SHORT PROBLEM: In the listing below, identify each line with the word "Netscape" and return those lines.

Stored data entries:
=====

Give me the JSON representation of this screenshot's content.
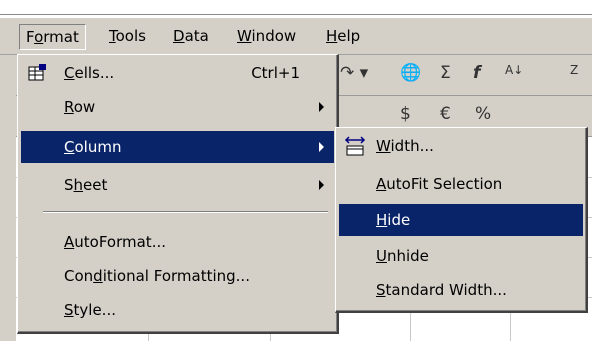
{
  "menubar": {
    "items": [
      {
        "pre": "F",
        "ul": "o",
        "post": "rmat"
      },
      {
        "pre": "",
        "ul": "T",
        "post": "ools"
      },
      {
        "pre": "",
        "ul": "D",
        "post": "ata"
      },
      {
        "pre": "",
        "ul": "W",
        "post": "indow"
      },
      {
        "pre": "",
        "ul": "H",
        "post": "elp"
      }
    ]
  },
  "format_menu": {
    "cells": {
      "pre": "",
      "ul": "C",
      "post": "ells...",
      "accel": "Ctrl+1",
      "icon": "format-cells-icon"
    },
    "row": {
      "pre": "",
      "ul": "R",
      "post": "ow"
    },
    "column": {
      "pre": "",
      "ul": "C",
      "post": "olumn"
    },
    "sheet": {
      "pre": "S",
      "ul": "h",
      "post": "eet"
    },
    "autoformat": {
      "pre": "",
      "ul": "A",
      "post": "utoFormat..."
    },
    "conditional": {
      "pre": "Con",
      "ul": "d",
      "post": "itional Formatting..."
    },
    "style": {
      "pre": "",
      "ul": "S",
      "post": "tyle..."
    }
  },
  "column_submenu": {
    "width": {
      "pre": "",
      "ul": "W",
      "post": "idth...",
      "icon": "column-width-icon"
    },
    "autofit": {
      "pre": "",
      "ul": "A",
      "post": "utoFit Selection"
    },
    "hide": {
      "pre": "",
      "ul": "H",
      "post": "ide"
    },
    "unhide": {
      "pre": "",
      "ul": "U",
      "post": "nhide"
    },
    "standard": {
      "pre": "",
      "ul": "S",
      "post": "tandard Width..."
    }
  },
  "colors": {
    "highlight": "#0a246a",
    "face": "#d4d0c8"
  }
}
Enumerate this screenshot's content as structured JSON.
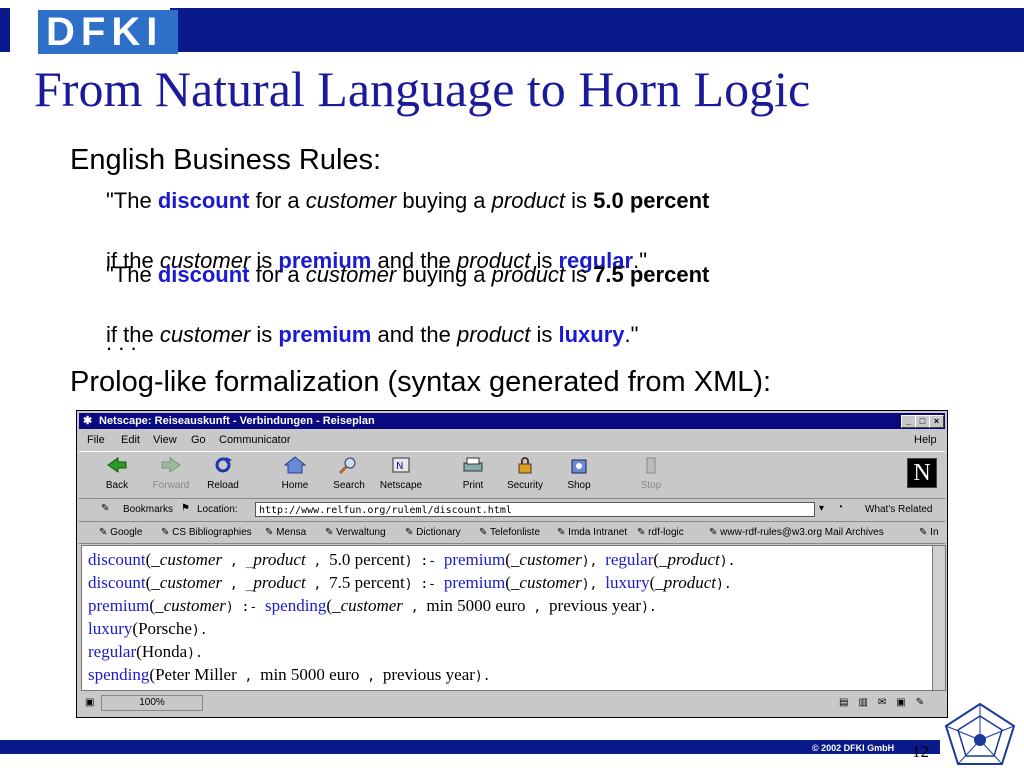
{
  "logo": {
    "text": "DFKI"
  },
  "slide": {
    "title": "From Natural Language to Horn Logic",
    "heading1": "English Business Rules:",
    "rule1": {
      "q_open": "\"The ",
      "k1": "discount",
      "t1": " for a ",
      "i1": "customer",
      "t2": " buying a ",
      "i2": "product",
      "t3": " is ",
      "b1": "5.0 percent",
      "t4": "if the ",
      "i3": "customer",
      "t5": " is ",
      "k2": "premium",
      "t6": " and the ",
      "i4": "product",
      "t7": " is ",
      "k3": "regular",
      "q_close": ".\""
    },
    "rule2": {
      "q_open": "\"The ",
      "k1": "discount",
      "t1": " for a ",
      "i1": "customer",
      "t2": " buying a ",
      "i2": "product",
      "t3": " is ",
      "b1": "7.5 percent",
      "t4": "if the ",
      "i3": "customer",
      "t5": " is ",
      "k2": "premium",
      "t6": " and the ",
      "i4": "product",
      "t7": " is ",
      "k3": "luxury",
      "q_close": ".\""
    },
    "ellipsis": ". . .",
    "heading2": "Prolog-like formalization (syntax generated from XML):",
    "copyright": "© 2002 DFKI GmbH",
    "page_number": "12"
  },
  "browser": {
    "window_title": "Netscape: Reiseauskunft - Verbindungen - Reiseplan",
    "menu": [
      "File",
      "Edit",
      "View",
      "Go",
      "Communicator"
    ],
    "help": "Help",
    "toolbar": {
      "back": "Back",
      "forward": "Forward",
      "reload": "Reload",
      "home": "Home",
      "search": "Search",
      "netscape": "Netscape",
      "print": "Print",
      "security": "Security",
      "shop": "Shop",
      "stop": "Stop"
    },
    "bookmarks_label": "Bookmarks",
    "location_label": "Location:",
    "url": "http://www.relfun.org/ruleml/discount.html",
    "whats_related": "What's Related",
    "personal_bookmarks": [
      "Google",
      "CS Bibliographies",
      "Mensa",
      "Verwaltung",
      "Dictionary",
      "Telefonliste",
      "Imda Intranet",
      "rdf-logic",
      "www-rdf-rules@w3.org Mail Archives",
      "In"
    ],
    "zoom": "100%",
    "content": {
      "l1": {
        "p1": "discount",
        "a1": "(_",
        "v1": "customer",
        "s1": " , _",
        "v2": "product",
        "s2": " , ",
        "v3": "5.0 percent",
        "s3": ")  :-  ",
        "p2": "premium",
        "a2": "(_",
        "v4": "customer",
        "s4": "),  ",
        "p3": "regular",
        "a3": "(_",
        "v5": "product",
        "s5": ")."
      },
      "l2": {
        "p1": "discount",
        "a1": "(_",
        "v1": "customer",
        "s1": " , _",
        "v2": "product",
        "s2": " , ",
        "v3": "7.5 percent",
        "s3": ")  :-  ",
        "p2": "premium",
        "a2": "(_",
        "v4": "customer",
        "s4": "),  ",
        "p3": "luxury",
        "a3": "(_",
        "v5": "product",
        "s5": ")."
      },
      "l3": {
        "p1": "premium",
        "a1": "(_",
        "v1": "customer",
        "s1": ")  :-  ",
        "p2": "spending",
        "a2": "(_",
        "v2": "customer",
        "s2": " , ",
        "v3": "min 5000 euro",
        "s3": " , ",
        "v4": "previous year",
        "s4": ")."
      },
      "l4": {
        "p1": "luxury",
        "a1": "(",
        "v1": "Porsche",
        "s1": ")."
      },
      "l5": {
        "p1": "regular",
        "a1": "(",
        "v1": "Honda",
        "s1": ")."
      },
      "l6": {
        "p1": "spending",
        "a1": "(",
        "v1": "Peter Miller",
        "s1": " , ",
        "v2": "min 5000 euro",
        "s2": " , ",
        "v3": "previous year",
        "s3": ")."
      }
    }
  },
  "colors": {
    "title_blue": "#1a1a9a",
    "bar_blue": "#0a1a8a",
    "keyword_blue": "#1a1ad0"
  }
}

=====

ANSWER BELOW:
    "window_title": "Netscape: Reiseauskunft - Verbindungen - Reiseplan",
      "netscape": "Netscape",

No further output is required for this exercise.